Records excerpted from a collection:
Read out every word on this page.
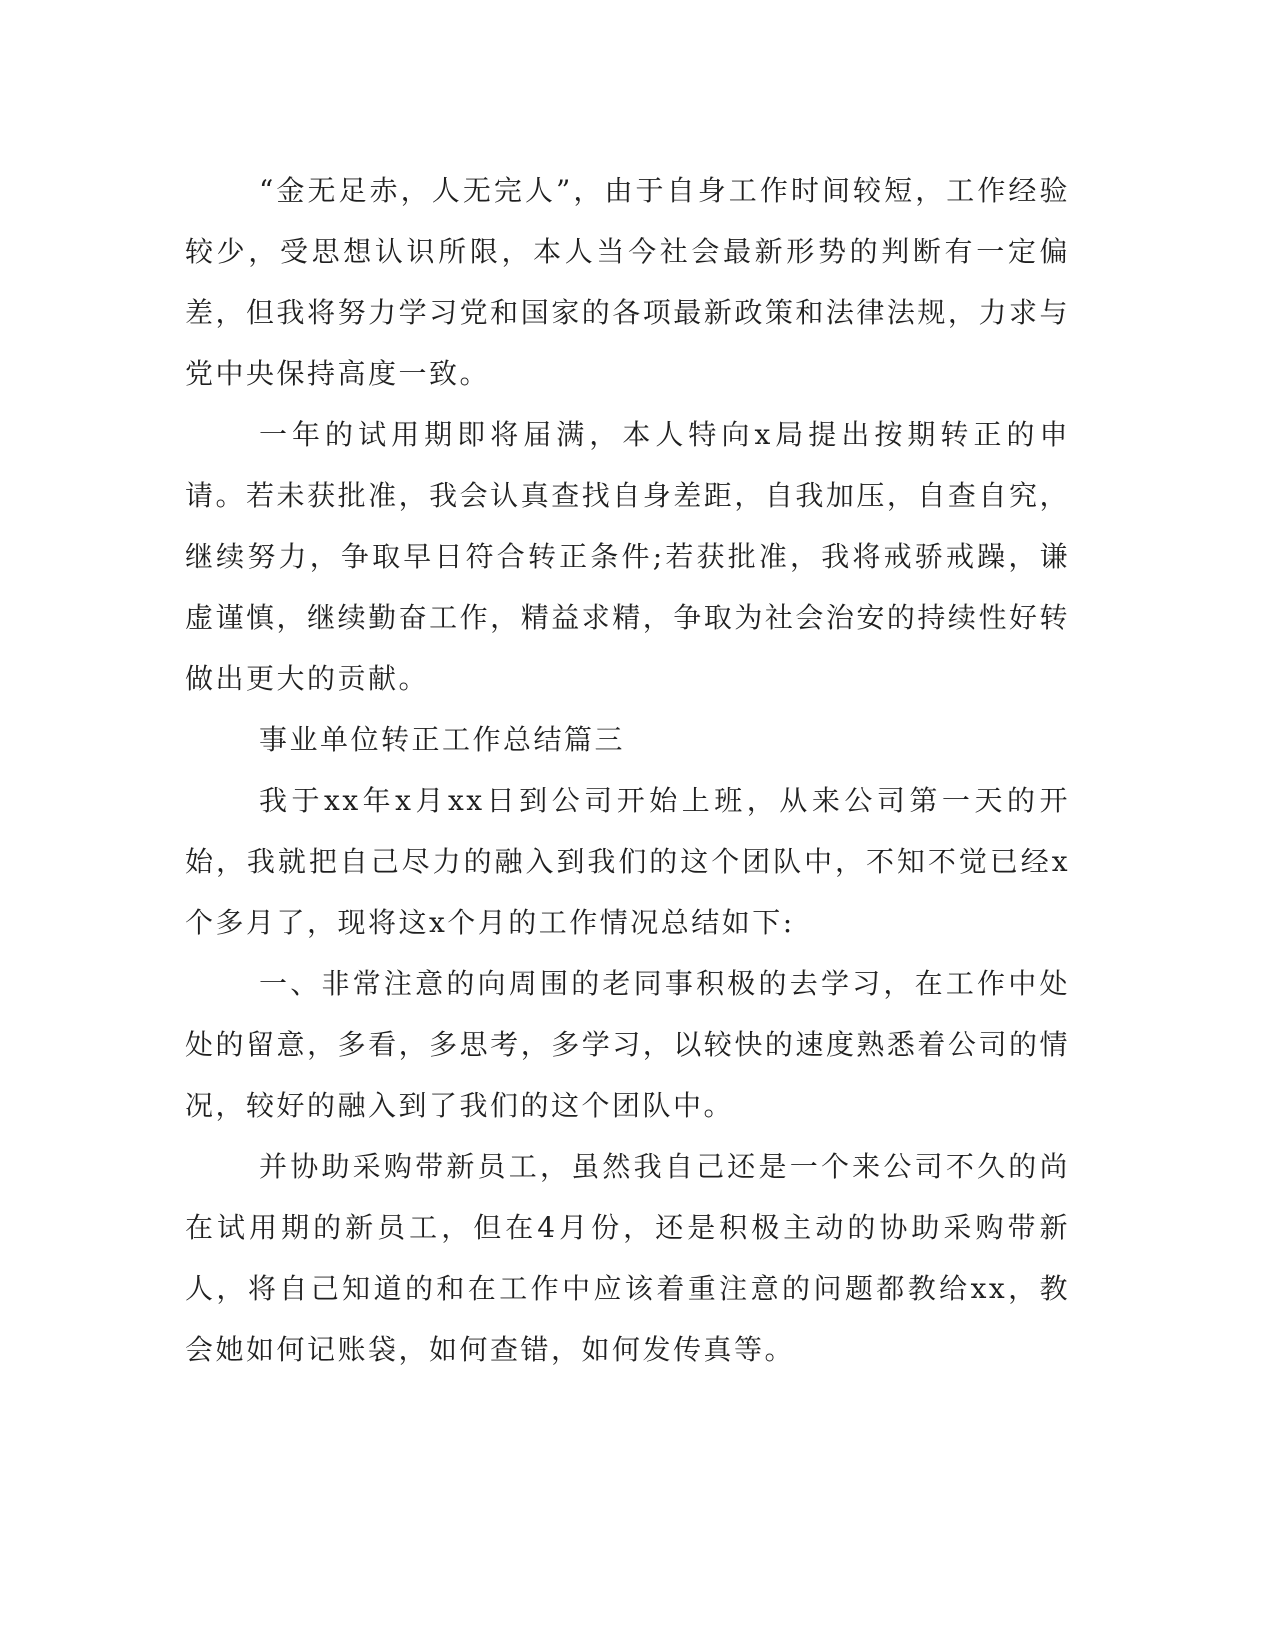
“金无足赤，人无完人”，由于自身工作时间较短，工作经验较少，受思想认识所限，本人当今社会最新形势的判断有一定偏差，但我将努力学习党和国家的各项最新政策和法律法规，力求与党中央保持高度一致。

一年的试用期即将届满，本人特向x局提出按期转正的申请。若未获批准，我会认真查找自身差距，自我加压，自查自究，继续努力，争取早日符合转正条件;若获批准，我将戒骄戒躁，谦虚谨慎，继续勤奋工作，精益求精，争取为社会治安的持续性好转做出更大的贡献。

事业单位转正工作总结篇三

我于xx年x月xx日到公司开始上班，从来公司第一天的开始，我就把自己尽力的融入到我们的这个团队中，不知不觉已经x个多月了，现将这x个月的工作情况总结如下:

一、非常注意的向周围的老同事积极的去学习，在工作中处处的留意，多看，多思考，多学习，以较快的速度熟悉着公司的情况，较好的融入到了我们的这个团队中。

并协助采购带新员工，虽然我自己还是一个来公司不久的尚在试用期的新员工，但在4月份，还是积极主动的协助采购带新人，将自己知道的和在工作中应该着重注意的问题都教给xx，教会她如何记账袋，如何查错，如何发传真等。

Written request
From the listing, extract all text exactly as given and drop any picture.

Result
Read out every word on this page.
“金无足赤，人无完人”，由于自身工作时间较短，工作经验较少，受思想认识所限，本人当今社会最新形势的判断有一定偏差，但我将努力学习党和国家的各项最新政策和法律法规，力求与党中央保持高度一致。

一年的试用期即将届满，本人特向x局提出按期转正的申请。若未获批准，我会认真查找自身差距，自我加压，自查自究，继续努力，争取早日符合转正条件;若获批准，我将戒骄戒躁，谦虚谨慎，继续勤奋工作，精益求精，争取为社会治安的持续性好转做出更大的贡献。

事业单位转正工作总结篇三

我于xx年x月xx日到公司开始上班，从来公司第一天的开始，我就把自己尽力的融入到我们的这个团队中，不知不觉已经x个多月了，现将这x个月的工作情况总结如下:

一、非常注意的向周围的老同事积极的去学习，在工作中处处的留意，多看，多思考，多学习，以较快的速度熟悉着公司的情况，较好的融入到了我们的这个团队中。

并协助采购带新员工，虽然我自己还是一个来公司不久的尚在试用期的新员工，但在4月份，还是积极主动的协助采购带新人，将自己知道的和在工作中应该着重注意的问题都教给xx，教会她如何记账袋，如何查错，如何发传真等。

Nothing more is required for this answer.